◆ PAGE:
* begin *

World War I Letters of Forrest W. Bassett: September 4-10, 1917

September 5th, 2017

In honor of the centennial of World War I, we’re going to follow the experiences of one American soldier: nineteen-year-old Forrest W. Bassett, whose letters are held in Spencer’s Kansas Collection. Each Monday we’ll post a new entry, which will feature selected letters from Forrest to thirteen-year-old Ava Marie Shaw from that following week, one hundred years after he wrote them.

Forrest W. Bassett was born in Beloit, Wisconsin, on December 21, 1897 to Daniel F. and Ida V. Bassett. On July 20, 1917 he was sworn into military service at Jefferson Barracks near St. Louis, Missouri. Soon after, he was transferred to Fort Leavenworth, Kansas, for training as a radio operator in Company A of the U. S. Signal Corps’ 6th Field Battalion.

Ava Marie Shaw was born in Chicago, Illinois, on October 12, 1903 to Robert and Esther Shaw. Both of Marie’s parents – and her three older siblings – were born in Wisconsin. By 1910 the family was living in Woodstock, Illinois, northwest of Chicago. By 1917 they were in Beloit.

Frequently mentioned in the letters are Forrest’s older half-sister Blanche Treadway (born 1883), who had married Arthur Poquette in 1904, and Marie’s older sister Ethel (born 1896).

Forrest spends considerable time in the first of this week’s letters questioning the progression of his relationship with Marie and seeking her opinion. “Do you think we have gone too far,” he asks her. “That is one reason why I thought you should go with other boys, although I hate to think of you with anyone else…Marie tell me exactly what you think. Would you prefer that we just be very good friends?” Highlights from the second letter include Forrest’s new “mighty fine military wrist watch” (“it is sure some watch – 15 jewel with Swiss movement, and luminous dial and hand”) and Forrest’s close call with a mule (“I was brushing the hind legs of 1 of the new mules, he suddenly plunged around sideways at me, kicking with both feet”).

Image of Forrest W. Bassett's letter to Ava Marie Shaw, September 5, 1917 Image of Forrest W. Bassett's letter to Ava Marie Shaw, September 5, 1917

Image of Forrest W. Bassett's letter to Ava Marie Shaw, September 5, 1917 Image of Forrest W. Bassett's letter to Ava Marie Shaw, September 5, 1917

Image of Forrest W. Bassett's letter to Ava Marie Shaw, September 5, 1917 Image of Forrest W. Bassett's letter to Ava Marie Shaw, September 5, 1917

Image of Forrest W. Bassett's letter to Ava Marie Shaw, September 5, 1917 Image of Forrest W. Bassett's letter to Ava Marie Shaw, September 5, 1917

Click images to enlarge.

Did you get the postcard in my last letter?

* end *

Region and label listings:
* begin *

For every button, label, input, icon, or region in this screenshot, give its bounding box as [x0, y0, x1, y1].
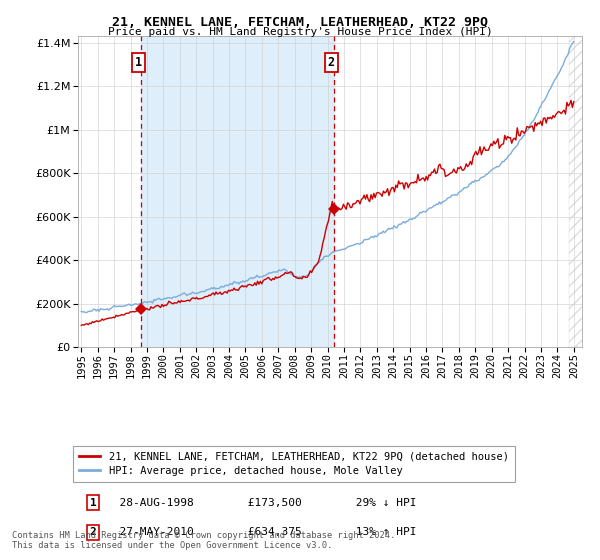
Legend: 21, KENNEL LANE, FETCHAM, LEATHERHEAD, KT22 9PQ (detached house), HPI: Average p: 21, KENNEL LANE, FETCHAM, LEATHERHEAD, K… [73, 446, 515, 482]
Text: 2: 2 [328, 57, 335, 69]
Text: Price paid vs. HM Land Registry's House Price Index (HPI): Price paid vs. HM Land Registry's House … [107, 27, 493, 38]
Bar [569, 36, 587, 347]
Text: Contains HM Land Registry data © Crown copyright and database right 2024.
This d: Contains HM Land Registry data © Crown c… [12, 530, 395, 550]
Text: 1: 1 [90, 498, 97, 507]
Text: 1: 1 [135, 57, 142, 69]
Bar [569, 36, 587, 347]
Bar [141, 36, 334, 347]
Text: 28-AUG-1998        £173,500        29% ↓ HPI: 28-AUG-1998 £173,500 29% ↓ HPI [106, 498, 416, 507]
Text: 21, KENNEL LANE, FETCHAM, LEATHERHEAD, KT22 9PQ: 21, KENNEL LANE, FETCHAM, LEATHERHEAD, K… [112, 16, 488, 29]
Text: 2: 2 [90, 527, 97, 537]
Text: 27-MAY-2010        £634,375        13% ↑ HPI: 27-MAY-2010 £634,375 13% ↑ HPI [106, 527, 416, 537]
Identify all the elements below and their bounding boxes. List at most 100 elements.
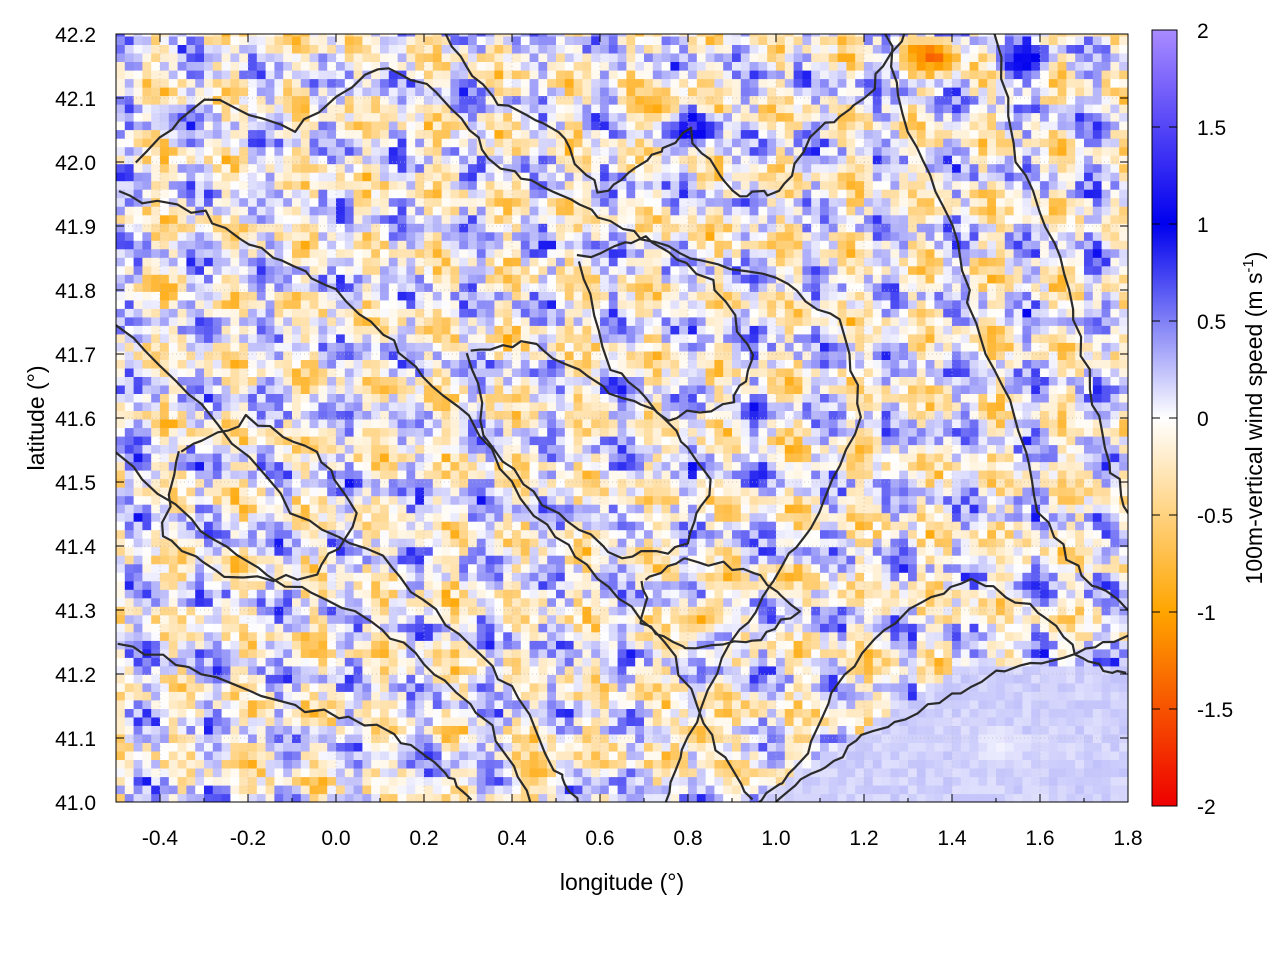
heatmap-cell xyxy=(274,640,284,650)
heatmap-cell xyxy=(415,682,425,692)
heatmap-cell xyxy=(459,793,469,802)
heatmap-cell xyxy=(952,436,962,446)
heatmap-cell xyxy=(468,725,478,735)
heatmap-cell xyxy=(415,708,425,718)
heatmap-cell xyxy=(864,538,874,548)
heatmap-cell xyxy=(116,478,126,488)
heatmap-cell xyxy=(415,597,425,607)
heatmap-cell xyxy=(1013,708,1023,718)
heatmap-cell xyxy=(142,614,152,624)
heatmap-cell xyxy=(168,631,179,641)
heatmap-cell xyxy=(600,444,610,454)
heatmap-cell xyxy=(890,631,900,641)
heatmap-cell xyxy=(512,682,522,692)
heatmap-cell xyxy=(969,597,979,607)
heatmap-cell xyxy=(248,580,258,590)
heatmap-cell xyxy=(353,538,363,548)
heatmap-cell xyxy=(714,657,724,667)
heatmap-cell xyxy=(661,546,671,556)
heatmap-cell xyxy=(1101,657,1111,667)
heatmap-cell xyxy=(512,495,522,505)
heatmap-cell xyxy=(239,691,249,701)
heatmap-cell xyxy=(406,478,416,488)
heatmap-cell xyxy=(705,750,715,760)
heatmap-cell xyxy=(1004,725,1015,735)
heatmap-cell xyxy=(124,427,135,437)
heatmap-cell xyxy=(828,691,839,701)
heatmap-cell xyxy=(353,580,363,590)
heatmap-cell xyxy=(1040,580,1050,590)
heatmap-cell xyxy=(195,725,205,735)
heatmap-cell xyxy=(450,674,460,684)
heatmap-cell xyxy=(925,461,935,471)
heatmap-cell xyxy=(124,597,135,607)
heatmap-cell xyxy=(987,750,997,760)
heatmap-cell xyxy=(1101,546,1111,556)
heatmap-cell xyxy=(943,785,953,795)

* end *

◆ REQUIRED WORK:
a) List each person in the Forrest W. Bassett letters page whose year of birth is given, with that year.
b) Pick up the Forrest W. Bassett letters page after its final line and keep going in the same voice.

◆ ANSWER LIST:
a)
- Forrest W. Bassett: 1897
- Ava Marie Shaw: 1903
- Blanche Treadway: 1883
- Ethel (Marie's older sister): 1896

b)
Wed. Sept. 5, 1917

Dear Marie,

I have just been reading your last letter from Rockford. You sure spoke the truth when you said that we would never tire of eachother, no matter how much we were together, if we really loved eachother. Every time we have been together has strengthened my love for you, but I know that I never realized how much I cared until leaving you. I think about what D.B. said in the clipping was right, as a rule. But do you think we have gone too far. That is one reason why I thought you should go with other boys, although I hate to think of you with anyone else. Marie, I want you to do the things that are for your own good. You are very young, but you seemed to understand me so well that I couldn’t help but treat you like an older girl. Marie tell me exactly what you think. Would you prefer that we just be very good friends? Surely your mother knows what is best. I hate to think of giving you up even for just a few years, but love you too much to think of anything but that which will make you the happiest in the long run. What is it, Marie, that you don’t like to write to me? I am telling you everything; can’t you do the same and trust that I will understand? I was not surprised at the change in your regard for L. I have exactly the same experience when I saw her “at home.”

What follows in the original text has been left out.